▶ [Problem requirements]: Set the following entries down again exactly, line by line.

▶ [Material for the task]:
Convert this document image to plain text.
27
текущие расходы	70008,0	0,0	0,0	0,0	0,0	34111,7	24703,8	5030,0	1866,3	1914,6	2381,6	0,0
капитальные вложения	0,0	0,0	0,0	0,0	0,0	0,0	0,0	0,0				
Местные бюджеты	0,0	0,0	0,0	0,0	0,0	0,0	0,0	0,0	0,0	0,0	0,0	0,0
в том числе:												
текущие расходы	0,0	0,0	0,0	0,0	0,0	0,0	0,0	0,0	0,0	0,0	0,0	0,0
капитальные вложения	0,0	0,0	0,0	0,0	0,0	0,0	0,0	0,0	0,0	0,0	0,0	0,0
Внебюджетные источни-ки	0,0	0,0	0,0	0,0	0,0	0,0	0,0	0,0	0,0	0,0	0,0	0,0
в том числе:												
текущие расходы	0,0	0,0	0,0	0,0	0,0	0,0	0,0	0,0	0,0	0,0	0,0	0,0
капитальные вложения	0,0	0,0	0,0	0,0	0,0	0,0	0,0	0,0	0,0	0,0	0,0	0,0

▶ [Problem solution]:
Convert this document image to plain text.
27
текущие расходы	70008,0	0,0	0,0	0,0	0,0	34111,7	24703,8	5030,0	1866,3	1914,6	2381,6	0,0
капитальные вложения	0,0	0,0	0,0	0,0	0,0	0,0	0,0	0,0				
Местные бюджеты	0,0	0,0	0,0	0,0	0,0	0,0	0,0	0,0	0,0	0,0	0,0	0,0
в том числе:												
текущие расходы	0,0	0,0	0,0	0,0	0,0	0,0	0,0	0,0	0,0	0,0	0,0	0,0
капитальные вложения	0,0	0,0	0,0	0,0	0,0	0,0	0,0	0,0	0,0	0,0	0,0	0,0
Внебюджетные источни-ки	0,0	0,0	0,0	0,0	0,0	0,0	0,0	0,0	0,0	0,0	0,0	0,0
в том числе:												
текущие расходы	0,0	0,0	0,0	0,0	0,0	0,0	0,0	0,0	0,0	0,0	0,0	0,0
капитальные вложения	0,0	0,0	0,0	0,0	0,0	0,0	0,0	0,0	0,0	0,0	0,0	0,0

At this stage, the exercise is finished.